GIVEN RECORDS:
——————————

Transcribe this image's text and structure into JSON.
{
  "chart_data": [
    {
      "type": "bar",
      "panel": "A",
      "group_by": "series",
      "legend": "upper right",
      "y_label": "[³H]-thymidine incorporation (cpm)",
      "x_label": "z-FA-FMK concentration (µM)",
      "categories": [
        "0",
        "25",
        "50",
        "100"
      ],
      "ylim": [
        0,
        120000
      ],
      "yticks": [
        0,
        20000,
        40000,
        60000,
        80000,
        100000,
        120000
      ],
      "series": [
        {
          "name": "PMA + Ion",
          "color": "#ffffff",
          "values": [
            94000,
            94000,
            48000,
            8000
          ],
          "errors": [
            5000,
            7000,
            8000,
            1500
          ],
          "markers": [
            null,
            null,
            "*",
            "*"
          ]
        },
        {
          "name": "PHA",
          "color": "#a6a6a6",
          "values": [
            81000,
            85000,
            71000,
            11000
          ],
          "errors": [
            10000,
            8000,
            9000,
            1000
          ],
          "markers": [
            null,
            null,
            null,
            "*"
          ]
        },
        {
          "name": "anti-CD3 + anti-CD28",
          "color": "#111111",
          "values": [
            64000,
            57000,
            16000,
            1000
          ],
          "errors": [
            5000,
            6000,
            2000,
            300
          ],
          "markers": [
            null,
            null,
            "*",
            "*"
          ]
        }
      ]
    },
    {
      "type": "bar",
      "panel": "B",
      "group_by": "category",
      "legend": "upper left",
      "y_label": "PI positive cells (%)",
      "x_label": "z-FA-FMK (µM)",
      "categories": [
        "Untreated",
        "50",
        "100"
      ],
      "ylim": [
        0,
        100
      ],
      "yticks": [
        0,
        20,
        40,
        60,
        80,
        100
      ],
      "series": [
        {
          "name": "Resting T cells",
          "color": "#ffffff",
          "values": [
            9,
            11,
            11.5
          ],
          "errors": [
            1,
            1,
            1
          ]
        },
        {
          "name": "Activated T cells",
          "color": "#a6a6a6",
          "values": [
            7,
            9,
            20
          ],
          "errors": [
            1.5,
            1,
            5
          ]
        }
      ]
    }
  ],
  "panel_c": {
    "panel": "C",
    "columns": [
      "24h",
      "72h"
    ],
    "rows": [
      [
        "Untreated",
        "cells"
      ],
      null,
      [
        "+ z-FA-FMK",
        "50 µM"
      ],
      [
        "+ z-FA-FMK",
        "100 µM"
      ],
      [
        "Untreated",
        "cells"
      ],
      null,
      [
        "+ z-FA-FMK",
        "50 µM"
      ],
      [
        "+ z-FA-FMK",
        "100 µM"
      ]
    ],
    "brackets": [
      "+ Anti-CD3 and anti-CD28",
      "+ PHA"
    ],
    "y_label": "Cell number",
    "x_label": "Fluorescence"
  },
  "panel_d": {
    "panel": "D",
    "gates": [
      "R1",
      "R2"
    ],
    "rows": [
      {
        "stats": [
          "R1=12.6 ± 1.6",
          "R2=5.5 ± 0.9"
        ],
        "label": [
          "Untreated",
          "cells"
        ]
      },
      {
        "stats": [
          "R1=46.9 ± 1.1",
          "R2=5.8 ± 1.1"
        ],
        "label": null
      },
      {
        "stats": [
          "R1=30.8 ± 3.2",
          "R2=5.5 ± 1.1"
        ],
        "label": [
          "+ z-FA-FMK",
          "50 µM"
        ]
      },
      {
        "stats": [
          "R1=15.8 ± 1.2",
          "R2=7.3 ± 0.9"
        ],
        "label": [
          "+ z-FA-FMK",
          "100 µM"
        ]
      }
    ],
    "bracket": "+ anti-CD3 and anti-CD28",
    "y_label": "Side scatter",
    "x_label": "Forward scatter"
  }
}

——————————

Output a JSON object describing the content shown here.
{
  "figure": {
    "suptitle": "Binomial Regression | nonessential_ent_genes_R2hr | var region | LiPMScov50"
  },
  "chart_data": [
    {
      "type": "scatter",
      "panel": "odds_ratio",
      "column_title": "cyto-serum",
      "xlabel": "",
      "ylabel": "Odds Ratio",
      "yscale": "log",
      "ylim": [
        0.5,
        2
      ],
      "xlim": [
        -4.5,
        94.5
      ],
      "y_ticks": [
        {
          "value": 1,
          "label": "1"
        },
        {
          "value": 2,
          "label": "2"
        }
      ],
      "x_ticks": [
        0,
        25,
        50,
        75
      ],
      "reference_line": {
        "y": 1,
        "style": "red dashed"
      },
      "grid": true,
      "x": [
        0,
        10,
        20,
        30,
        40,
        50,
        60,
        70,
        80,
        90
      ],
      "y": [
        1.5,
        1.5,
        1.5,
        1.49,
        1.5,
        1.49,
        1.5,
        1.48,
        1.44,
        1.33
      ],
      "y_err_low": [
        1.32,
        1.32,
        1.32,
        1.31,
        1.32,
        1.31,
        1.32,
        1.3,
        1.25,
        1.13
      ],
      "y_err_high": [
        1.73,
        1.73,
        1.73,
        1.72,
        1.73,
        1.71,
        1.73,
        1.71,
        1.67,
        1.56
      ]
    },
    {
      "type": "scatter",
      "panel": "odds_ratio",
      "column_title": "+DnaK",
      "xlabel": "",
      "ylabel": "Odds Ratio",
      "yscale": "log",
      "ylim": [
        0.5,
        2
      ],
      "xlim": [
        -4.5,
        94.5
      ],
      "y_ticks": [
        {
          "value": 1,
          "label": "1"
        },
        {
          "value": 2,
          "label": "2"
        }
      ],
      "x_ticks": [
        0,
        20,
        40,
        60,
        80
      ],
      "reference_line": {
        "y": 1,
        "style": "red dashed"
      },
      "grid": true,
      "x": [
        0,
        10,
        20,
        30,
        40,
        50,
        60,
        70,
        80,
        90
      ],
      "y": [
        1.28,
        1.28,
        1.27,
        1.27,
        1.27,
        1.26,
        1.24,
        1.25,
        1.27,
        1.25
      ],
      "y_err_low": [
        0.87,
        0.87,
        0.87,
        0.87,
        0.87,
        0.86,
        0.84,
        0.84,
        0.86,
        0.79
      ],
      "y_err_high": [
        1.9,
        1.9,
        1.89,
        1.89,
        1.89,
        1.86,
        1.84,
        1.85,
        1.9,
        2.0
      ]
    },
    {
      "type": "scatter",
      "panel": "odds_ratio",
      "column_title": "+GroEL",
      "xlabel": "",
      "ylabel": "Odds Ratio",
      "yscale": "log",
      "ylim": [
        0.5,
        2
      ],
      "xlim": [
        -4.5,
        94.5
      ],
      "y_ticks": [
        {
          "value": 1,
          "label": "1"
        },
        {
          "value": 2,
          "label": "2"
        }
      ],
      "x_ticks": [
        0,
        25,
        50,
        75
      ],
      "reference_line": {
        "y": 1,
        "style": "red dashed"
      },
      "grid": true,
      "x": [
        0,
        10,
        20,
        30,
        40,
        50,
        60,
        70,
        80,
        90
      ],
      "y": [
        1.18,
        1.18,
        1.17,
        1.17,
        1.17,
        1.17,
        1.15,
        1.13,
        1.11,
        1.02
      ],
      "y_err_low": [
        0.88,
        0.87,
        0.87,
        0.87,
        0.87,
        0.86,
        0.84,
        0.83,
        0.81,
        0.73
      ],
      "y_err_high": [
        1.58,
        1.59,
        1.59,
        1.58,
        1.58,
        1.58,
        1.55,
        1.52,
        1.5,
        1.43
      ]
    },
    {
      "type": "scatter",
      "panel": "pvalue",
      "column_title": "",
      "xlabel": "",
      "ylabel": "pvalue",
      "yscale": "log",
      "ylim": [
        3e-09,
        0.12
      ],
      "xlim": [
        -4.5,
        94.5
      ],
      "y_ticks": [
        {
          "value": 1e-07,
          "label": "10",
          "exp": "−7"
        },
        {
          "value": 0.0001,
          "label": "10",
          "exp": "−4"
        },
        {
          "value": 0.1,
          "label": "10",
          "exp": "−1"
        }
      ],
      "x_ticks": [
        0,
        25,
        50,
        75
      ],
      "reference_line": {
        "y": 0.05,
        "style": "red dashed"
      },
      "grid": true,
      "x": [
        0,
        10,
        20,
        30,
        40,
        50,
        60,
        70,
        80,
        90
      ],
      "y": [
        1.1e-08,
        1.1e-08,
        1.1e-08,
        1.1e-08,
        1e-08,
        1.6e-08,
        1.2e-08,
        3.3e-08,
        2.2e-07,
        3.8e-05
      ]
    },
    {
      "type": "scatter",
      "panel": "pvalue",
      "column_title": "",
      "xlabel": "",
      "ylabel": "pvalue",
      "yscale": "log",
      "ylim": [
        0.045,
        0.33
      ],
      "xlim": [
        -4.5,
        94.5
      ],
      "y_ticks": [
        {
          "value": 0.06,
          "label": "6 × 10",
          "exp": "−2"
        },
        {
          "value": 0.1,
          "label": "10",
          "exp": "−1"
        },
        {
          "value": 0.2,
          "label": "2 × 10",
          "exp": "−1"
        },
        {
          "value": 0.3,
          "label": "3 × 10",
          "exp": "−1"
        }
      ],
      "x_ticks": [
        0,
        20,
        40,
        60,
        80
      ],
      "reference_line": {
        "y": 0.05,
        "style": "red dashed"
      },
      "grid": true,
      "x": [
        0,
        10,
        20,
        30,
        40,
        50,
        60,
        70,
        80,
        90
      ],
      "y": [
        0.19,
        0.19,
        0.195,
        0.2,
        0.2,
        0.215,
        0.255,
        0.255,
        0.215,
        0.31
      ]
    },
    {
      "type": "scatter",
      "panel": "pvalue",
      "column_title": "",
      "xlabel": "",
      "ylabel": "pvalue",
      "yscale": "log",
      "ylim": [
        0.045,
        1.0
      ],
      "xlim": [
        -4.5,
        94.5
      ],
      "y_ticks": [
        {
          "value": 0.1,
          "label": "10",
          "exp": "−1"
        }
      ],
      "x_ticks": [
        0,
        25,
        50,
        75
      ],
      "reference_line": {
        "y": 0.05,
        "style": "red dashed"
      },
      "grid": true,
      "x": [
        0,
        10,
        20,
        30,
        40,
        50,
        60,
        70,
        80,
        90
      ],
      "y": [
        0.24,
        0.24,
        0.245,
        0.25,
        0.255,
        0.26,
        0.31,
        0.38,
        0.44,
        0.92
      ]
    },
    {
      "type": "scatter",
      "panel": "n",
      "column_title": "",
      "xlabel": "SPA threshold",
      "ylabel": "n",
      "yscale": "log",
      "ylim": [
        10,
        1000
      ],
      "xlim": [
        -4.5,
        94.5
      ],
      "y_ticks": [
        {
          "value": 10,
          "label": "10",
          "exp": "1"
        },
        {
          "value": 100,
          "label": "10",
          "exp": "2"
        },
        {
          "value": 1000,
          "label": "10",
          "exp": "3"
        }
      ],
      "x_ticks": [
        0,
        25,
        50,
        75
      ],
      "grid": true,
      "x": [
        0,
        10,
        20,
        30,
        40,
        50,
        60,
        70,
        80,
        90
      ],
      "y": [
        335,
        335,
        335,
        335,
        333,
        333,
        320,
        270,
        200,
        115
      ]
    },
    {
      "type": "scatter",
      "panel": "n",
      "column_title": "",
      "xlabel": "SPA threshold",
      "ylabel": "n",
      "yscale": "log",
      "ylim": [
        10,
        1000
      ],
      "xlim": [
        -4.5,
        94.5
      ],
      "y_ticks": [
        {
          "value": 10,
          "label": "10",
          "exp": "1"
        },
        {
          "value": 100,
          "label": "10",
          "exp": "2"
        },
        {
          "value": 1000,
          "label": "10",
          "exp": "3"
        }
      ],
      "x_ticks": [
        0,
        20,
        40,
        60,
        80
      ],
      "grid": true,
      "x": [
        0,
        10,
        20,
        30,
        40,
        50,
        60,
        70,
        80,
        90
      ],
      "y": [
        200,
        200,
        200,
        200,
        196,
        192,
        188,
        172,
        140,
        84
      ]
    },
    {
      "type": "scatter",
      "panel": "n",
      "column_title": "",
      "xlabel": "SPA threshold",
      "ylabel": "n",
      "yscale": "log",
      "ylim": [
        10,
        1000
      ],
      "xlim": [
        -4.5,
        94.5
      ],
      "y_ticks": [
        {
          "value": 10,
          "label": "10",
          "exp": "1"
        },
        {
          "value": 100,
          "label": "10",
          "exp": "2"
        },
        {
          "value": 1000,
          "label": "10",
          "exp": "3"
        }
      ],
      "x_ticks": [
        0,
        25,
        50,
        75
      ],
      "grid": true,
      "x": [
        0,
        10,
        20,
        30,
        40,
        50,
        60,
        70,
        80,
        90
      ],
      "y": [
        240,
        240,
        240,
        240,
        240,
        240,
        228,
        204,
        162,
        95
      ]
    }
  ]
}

——————————

TASK ITEM: Which lines of the records hold the string "name"? Copy each one.

WORKED SOLUTION:
          "name": "PMA + Ion",
          "name": "PHA",
          "name": "anti-CD3 + anti-CD28",
          "name": "Resting T cells",
          "name": "Activated T cells",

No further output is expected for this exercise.